TASK TO CARRY OUT: Retype the records below word for word and omit any image.

INPUT MATERIAL:
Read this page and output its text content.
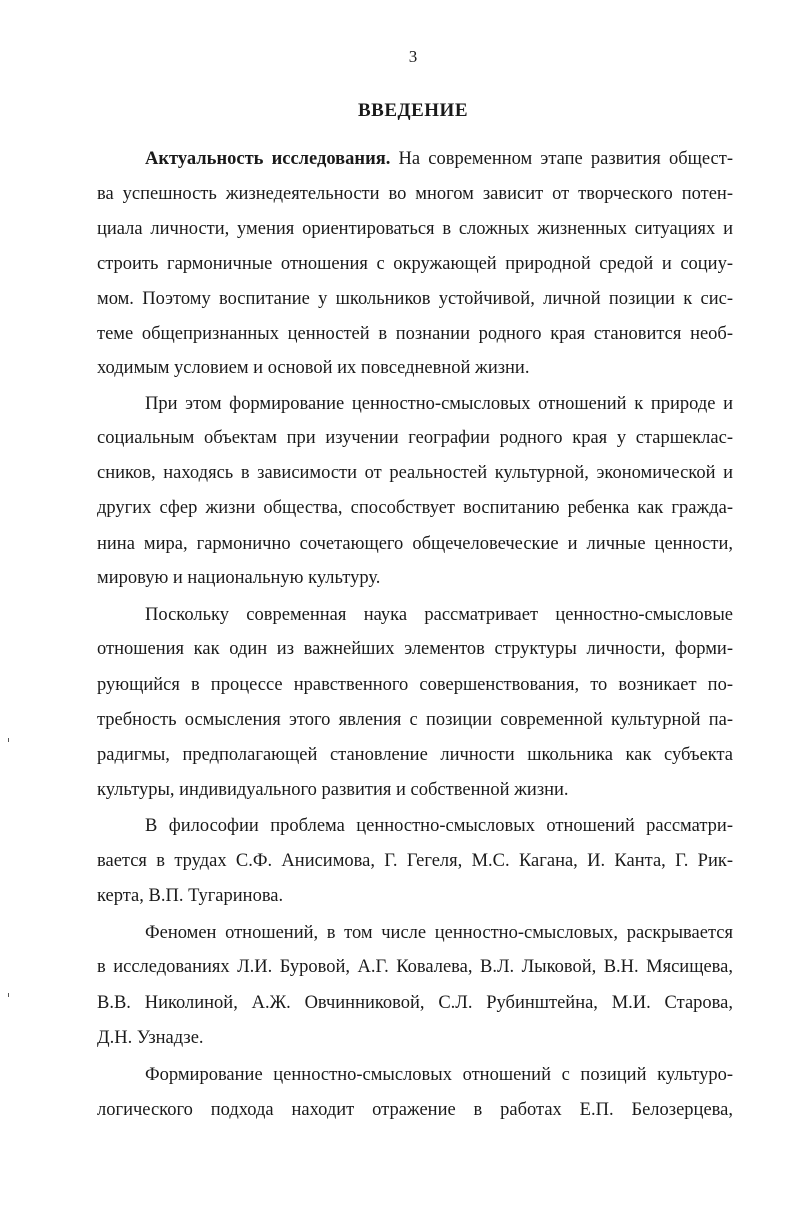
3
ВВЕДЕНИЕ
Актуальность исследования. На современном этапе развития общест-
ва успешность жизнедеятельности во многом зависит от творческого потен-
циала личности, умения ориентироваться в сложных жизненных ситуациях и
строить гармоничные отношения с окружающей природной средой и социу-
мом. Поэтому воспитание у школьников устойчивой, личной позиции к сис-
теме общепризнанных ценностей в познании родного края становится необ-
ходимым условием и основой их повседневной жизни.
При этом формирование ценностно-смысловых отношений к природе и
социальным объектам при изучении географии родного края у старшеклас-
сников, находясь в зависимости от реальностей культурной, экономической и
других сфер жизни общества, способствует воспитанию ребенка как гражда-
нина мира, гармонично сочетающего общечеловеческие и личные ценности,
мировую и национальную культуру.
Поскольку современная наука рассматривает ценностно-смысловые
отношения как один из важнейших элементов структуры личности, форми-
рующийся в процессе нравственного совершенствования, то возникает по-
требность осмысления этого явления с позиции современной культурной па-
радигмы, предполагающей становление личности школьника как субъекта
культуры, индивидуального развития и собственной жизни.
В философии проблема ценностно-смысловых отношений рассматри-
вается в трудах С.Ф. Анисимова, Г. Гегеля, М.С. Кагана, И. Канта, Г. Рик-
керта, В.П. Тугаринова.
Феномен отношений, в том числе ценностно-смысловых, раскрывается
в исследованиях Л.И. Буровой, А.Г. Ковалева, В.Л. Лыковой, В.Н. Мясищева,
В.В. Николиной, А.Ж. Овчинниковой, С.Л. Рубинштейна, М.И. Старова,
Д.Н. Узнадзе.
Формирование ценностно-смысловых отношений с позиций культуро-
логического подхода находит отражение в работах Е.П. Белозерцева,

WRITTEN SOLUTION:
Read this page and output its text content.
3
ВВЕДЕНИЕ
Актуальность исследования. На современном этапе развития общест-
ва успешность жизнедеятельности во многом зависит от творческого потен-
циала личности, умения ориентироваться в сложных жизненных ситуациях и
строить гармоничные отношения с окружающей природной средой и социу-
мом. Поэтому воспитание у школьников устойчивой, личной позиции к сис-
теме общепризнанных ценностей в познании родного края становится необ-
ходимым условием и основой их повседневной жизни.
При этом формирование ценностно-смысловых отношений к природе и
социальным объектам при изучении географии родного края у старшеклас-
сников, находясь в зависимости от реальностей культурной, экономической и
других сфер жизни общества, способствует воспитанию ребенка как гражда-
нина мира, гармонично сочетающего общечеловеческие и личные ценности,
мировую и национальную культуру.
Поскольку современная наука рассматривает ценностно-смысловые
отношения как один из важнейших элементов структуры личности, форми-
рующийся в процессе нравственного совершенствования, то возникает по-
требность осмысления этого явления с позиции современной культурной па-
радигмы, предполагающей становление личности школьника как субъекта
культуры, индивидуального развития и собственной жизни.
В философии проблема ценностно-смысловых отношений рассматри-
вается в трудах С.Ф. Анисимова, Г. Гегеля, М.С. Кагана, И. Канта, Г. Рик-
керта, В.П. Тугаринова.
Феномен отношений, в том числе ценностно-смысловых, раскрывается
в исследованиях Л.И. Буровой, А.Г. Ковалева, В.Л. Лыковой, В.Н. Мясищева,
В.В. Николиной, А.Ж. Овчинниковой, С.Л. Рубинштейна, М.И. Старова,
Д.Н. Узнадзе.
Формирование ценностно-смысловых отношений с позиций культуро-
логического подхода находит отражение в работах Е.П. Белозерцева,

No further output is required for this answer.